[Part of a data file]

☆ ☆ ☆ ☆

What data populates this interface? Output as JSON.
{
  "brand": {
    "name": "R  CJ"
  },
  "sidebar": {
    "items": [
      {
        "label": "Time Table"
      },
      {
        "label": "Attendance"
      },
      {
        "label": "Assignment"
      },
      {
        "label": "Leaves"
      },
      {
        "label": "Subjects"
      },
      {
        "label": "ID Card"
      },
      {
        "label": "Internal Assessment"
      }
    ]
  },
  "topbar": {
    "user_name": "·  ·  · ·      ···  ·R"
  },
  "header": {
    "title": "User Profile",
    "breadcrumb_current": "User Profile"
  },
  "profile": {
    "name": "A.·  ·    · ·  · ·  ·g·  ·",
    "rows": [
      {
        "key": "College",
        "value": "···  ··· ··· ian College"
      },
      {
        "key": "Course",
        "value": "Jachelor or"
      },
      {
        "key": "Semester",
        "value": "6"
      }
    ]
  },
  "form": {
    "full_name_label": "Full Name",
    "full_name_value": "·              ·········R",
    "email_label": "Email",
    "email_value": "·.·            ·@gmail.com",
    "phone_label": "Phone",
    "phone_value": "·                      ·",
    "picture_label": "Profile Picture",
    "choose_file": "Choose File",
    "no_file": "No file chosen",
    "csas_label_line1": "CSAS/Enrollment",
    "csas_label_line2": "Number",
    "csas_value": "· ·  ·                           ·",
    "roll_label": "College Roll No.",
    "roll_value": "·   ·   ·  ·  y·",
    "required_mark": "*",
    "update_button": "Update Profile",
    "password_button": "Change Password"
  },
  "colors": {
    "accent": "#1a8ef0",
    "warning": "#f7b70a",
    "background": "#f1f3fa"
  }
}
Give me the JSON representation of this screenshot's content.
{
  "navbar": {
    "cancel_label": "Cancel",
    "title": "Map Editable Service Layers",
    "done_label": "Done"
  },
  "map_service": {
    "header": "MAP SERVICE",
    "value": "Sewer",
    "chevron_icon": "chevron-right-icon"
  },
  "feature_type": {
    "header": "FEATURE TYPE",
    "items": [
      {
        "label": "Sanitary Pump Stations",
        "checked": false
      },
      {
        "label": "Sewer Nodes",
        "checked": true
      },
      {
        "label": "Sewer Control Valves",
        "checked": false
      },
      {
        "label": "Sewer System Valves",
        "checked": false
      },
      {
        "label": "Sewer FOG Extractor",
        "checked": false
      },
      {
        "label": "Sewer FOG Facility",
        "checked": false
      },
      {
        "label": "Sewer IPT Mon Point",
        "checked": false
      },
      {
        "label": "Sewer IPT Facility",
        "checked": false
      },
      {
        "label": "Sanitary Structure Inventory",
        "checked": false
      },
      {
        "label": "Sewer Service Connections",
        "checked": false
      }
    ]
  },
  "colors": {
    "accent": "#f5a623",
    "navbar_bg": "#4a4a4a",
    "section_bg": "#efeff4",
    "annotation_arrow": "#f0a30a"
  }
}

☆ ☆ ☆ ☆

Would you copy out each line exactly as written?

◆ Response below:
What data populates this interface? Output as JSON.
{
  "brand": {
    "name": "R  CJ"
  },
  "sidebar": {
    "items": [
      {
        "label": "Time Table"
      },
      {
        "label": "Attendance"
      },
      {
        "label": "Assignment"
      },
      {
        "label": "Leaves"
      },
      {
        "label": "Subjects"
      },
      {
        "label": "ID Card"
      },
      {
        "label": "Internal Assessment"
      }
    ]
  },
  "topbar": {
    "user_name": "·  ·  · ·      ···  ·R"
  },
  "header": {
    "title": "User Profile",
    "breadcrumb_current": "User Profile"
  },
  "profile": {
    "name": "A.·  ·    · ·  · ·  ·g·  ·",
    "rows": [
      {
        "key": "College",
        "value": "···  ··· ··· ian College"
      },
      {
        "key": "Course",
        "value": "Jachelor or"
      },
      {
        "key": "Semester",
        "value": "6"
      }
    ]
  },
  "form": {
    "full_name_label": "Full Name",
    "full_name_value": "·              ·········R",
    "email_label": "Email",
    "email_value": "·.·            ·@gmail.com",
    "phone_label": "Phone",
    "phone_value": "·                      ·",
    "picture_label": "Profile Picture",
    "choose_file": "Choose File",
    "no_file": "No file chosen",
    "csas_label_line1": "CSAS/Enrollment",
    "csas_label_line2": "Number",
    "csas_value": "· ·  ·                           ·",
    "roll_label": "College Roll No.",
    "roll_value": "·   ·   ·  ·  y·",
    "required_mark": "*",
    "update_button": "Update Profile",
    "password_button": "Change Password"
  },
  "colors": {
    "accent": "#1a8ef0",
    "warning": "#f7b70a",
    "background": "#f1f3fa"
  }
}
Give me the JSON representation of this screenshot's content.
{
  "navbar": {
    "cancel_label": "Cancel",
    "title": "Map Editable Service Layers",
    "done_label": "Done"
  },
  "map_service": {
    "header": "MAP SERVICE",
    "value": "Sewer",
    "chevron_icon": "chevron-right-icon"
  },
  "feature_type": {
    "header": "FEATURE TYPE",
    "items": [
      {
        "label": "Sanitary Pump Stations",
        "checked": false
      },
      {
        "label": "Sewer Nodes",
        "checked": true
      },
      {
        "label": "Sewer Control Valves",
        "checked": false
      },
      {
        "label": "Sewer System Valves",
        "checked": false
      },
      {
        "label": "Sewer FOG Extractor",
        "checked": false
      },
      {
        "label": "Sewer FOG Facility",
        "checked": false
      },
      {
        "label": "Sewer IPT Mon Point",
        "checked": false
      },
      {
        "label": "Sewer IPT Facility",
        "checked": false
      },
      {
        "label": "Sanitary Structure Inventory",
        "checked": false
      },
      {
        "label": "Sewer Service Connections",
        "checked": false
      }
    ]
  },
  "colors": {
    "accent": "#f5a623",
    "navbar_bg": "#4a4a4a",
    "section_bg": "#efeff4",
    "annotation_arrow": "#f0a30a"
  }
}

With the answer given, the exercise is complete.